The problem:
Look for the string "java" in every line, and copy each line that has it.

--- start Exercise input ---

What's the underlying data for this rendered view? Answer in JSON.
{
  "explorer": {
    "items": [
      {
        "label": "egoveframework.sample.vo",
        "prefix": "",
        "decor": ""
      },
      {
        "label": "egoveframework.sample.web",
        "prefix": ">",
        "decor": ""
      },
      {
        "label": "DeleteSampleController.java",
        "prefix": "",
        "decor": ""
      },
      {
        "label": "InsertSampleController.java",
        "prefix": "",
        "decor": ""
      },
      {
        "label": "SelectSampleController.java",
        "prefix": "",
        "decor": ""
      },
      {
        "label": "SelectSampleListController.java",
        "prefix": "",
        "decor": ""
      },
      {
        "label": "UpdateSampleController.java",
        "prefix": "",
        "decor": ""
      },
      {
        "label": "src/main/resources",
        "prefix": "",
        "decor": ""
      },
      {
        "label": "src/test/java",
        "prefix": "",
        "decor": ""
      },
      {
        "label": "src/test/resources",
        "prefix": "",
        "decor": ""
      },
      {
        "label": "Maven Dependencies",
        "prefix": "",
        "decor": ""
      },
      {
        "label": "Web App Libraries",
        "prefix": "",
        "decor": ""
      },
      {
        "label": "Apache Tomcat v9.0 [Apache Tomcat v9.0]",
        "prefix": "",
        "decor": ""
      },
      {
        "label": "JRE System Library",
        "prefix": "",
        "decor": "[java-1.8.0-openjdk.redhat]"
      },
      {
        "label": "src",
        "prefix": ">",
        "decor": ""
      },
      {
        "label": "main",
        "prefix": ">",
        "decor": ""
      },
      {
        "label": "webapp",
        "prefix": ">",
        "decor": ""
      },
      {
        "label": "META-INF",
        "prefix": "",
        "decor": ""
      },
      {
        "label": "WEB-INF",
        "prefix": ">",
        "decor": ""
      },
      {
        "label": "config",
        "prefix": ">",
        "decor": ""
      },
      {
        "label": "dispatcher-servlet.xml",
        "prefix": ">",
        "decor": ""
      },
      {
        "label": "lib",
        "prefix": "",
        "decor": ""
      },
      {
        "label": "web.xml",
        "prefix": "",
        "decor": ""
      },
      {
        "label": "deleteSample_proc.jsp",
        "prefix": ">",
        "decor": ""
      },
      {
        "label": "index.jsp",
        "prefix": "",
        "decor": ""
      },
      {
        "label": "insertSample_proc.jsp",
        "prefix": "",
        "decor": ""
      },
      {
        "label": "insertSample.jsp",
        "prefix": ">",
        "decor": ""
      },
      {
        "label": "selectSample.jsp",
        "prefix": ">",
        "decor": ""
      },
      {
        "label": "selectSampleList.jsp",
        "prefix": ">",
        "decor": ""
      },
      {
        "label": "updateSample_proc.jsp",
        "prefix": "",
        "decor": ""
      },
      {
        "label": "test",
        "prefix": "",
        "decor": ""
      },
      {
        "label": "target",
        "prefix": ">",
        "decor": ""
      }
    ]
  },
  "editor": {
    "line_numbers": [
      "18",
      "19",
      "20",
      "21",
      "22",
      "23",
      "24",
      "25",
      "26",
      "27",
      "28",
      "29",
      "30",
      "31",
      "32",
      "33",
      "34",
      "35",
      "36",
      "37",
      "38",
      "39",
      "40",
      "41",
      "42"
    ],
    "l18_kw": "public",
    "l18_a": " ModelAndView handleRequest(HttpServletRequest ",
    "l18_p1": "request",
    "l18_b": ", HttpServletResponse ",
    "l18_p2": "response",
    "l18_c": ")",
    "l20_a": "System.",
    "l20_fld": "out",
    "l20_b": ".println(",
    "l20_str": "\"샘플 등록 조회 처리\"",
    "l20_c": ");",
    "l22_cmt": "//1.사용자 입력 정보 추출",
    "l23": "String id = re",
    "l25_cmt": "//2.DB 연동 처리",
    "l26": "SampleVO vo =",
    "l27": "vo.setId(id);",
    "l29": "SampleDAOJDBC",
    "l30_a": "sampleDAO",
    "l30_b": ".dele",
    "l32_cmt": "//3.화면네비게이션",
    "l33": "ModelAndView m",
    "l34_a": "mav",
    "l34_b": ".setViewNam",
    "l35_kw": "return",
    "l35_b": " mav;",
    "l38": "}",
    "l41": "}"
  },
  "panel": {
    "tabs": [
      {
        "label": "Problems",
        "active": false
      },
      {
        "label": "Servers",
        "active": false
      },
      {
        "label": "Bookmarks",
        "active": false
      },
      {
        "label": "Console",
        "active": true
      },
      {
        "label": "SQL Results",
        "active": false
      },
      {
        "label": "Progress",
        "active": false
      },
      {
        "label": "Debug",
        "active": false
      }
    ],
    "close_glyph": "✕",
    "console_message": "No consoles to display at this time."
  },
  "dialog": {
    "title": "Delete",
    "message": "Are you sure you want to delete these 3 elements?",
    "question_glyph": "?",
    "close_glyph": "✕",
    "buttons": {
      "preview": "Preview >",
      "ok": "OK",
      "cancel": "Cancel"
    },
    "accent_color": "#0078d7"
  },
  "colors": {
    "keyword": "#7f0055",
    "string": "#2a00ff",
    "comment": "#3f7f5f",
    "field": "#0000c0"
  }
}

--- end Exercise input ---
--- start Exercise input ---

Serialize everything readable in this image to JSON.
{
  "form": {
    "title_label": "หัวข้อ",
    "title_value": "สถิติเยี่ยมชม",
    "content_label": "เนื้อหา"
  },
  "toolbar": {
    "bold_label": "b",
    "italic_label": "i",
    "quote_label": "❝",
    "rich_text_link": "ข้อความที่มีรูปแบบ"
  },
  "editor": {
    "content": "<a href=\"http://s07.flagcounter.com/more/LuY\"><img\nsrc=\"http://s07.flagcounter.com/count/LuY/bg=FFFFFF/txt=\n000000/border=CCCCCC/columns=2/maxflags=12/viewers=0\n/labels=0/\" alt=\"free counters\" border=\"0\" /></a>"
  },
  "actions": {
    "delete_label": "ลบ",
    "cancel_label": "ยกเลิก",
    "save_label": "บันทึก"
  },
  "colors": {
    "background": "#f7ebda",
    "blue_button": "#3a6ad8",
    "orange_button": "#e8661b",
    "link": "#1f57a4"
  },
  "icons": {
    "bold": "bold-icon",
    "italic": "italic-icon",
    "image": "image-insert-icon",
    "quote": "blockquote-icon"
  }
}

--- end Exercise input ---

Task response:
        "label": "DeleteSampleController.java",
        "label": "InsertSampleController.java",
        "label": "SelectSampleController.java",
        "label": "SelectSampleListController.java",
        "label": "UpdateSampleController.java",
        "label": "src/test/java",
        "decor": "[java-1.8.0-openjdk.redhat]"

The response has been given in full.